BRIEF
Copy the data exactly; pictures stay out of the copy.

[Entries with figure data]
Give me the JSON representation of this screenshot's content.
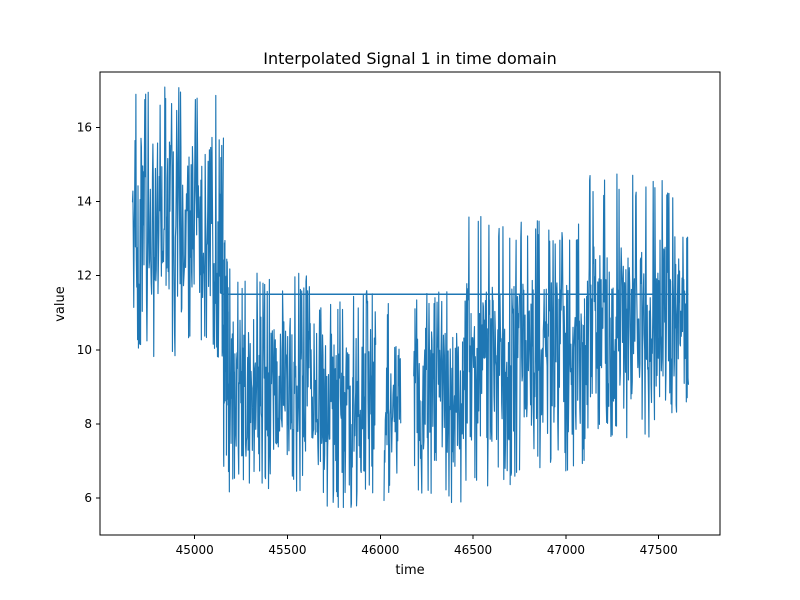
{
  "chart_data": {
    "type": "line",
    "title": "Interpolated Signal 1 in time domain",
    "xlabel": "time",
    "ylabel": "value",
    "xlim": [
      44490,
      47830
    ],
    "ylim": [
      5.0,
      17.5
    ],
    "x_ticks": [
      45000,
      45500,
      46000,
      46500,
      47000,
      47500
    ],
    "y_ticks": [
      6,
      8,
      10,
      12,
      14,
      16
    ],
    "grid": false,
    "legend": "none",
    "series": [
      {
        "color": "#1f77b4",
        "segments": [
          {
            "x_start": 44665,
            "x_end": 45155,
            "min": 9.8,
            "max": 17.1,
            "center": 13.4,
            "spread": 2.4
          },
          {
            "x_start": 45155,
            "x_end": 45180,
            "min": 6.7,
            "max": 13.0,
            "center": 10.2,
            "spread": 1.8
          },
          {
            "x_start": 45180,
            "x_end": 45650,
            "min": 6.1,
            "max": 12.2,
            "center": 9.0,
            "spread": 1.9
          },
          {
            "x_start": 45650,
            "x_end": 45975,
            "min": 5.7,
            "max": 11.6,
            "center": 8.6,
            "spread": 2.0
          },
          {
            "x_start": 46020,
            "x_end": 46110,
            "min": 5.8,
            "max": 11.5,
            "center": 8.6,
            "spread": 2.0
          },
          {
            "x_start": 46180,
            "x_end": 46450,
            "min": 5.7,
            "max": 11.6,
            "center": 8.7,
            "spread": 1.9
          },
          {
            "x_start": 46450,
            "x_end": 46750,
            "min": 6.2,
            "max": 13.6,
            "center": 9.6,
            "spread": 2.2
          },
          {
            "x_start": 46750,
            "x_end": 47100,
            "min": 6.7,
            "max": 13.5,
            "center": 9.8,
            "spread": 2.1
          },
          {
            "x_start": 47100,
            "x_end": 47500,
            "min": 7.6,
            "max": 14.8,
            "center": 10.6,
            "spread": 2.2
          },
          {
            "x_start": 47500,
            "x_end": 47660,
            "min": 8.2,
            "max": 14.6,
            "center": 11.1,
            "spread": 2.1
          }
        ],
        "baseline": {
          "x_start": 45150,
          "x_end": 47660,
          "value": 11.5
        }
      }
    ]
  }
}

TASK RESPONSE
Give me the JSON representation of this screenshot's content.
{
  "chart_data": {
    "type": "line",
    "title": "Interpolated Signal 1 in time domain",
    "xlabel": "time",
    "ylabel": "value",
    "xlim": [
      44490,
      47830
    ],
    "ylim": [
      5.0,
      17.5
    ],
    "x_ticks": [
      45000,
      45500,
      46000,
      46500,
      47000,
      47500
    ],
    "y_ticks": [
      6,
      8,
      10,
      12,
      14,
      16
    ],
    "grid": false,
    "legend": "none",
    "series": [
      {
        "color": "#1f77b4",
        "segments": [
          {
            "x_start": 44665,
            "x_end": 45155,
            "min": 9.8,
            "max": 17.1,
            "center": 13.4,
            "spread": 2.4
          },
          {
            "x_start": 45155,
            "x_end": 45180,
            "min": 6.7,
            "max": 13.0,
            "center": 10.2,
            "spread": 1.8
          },
          {
            "x_start": 45180,
            "x_end": 45650,
            "min": 6.1,
            "max": 12.2,
            "center": 9.0,
            "spread": 1.9
          },
          {
            "x_start": 45650,
            "x_end": 45975,
            "min": 5.7,
            "max": 11.6,
            "center": 8.6,
            "spread": 2.0
          },
          {
            "x_start": 46020,
            "x_end": 46110,
            "min": 5.8,
            "max": 11.5,
            "center": 8.6,
            "spread": 2.0
          },
          {
            "x_start": 46180,
            "x_end": 46450,
            "min": 5.7,
            "max": 11.6,
            "center": 8.7,
            "spread": 1.9
          },
          {
            "x_start": 46450,
            "x_end": 46750,
            "min": 6.2,
            "max": 13.6,
            "center": 9.6,
            "spread": 2.2
          },
          {
            "x_start": 46750,
            "x_end": 47100,
            "min": 6.7,
            "max": 13.5,
            "center": 9.8,
            "spread": 2.1
          },
          {
            "x_start": 47100,
            "x_end": 47500,
            "min": 7.6,
            "max": 14.8,
            "center": 10.6,
            "spread": 2.2
          },
          {
            "x_start": 47500,
            "x_end": 47660,
            "min": 8.2,
            "max": 14.6,
            "center": 11.1,
            "spread": 2.1
          }
        ],
        "baseline": {
          "x_start": 45150,
          "x_end": 47660,
          "value": 11.5
        }
      }
    ]
  }
}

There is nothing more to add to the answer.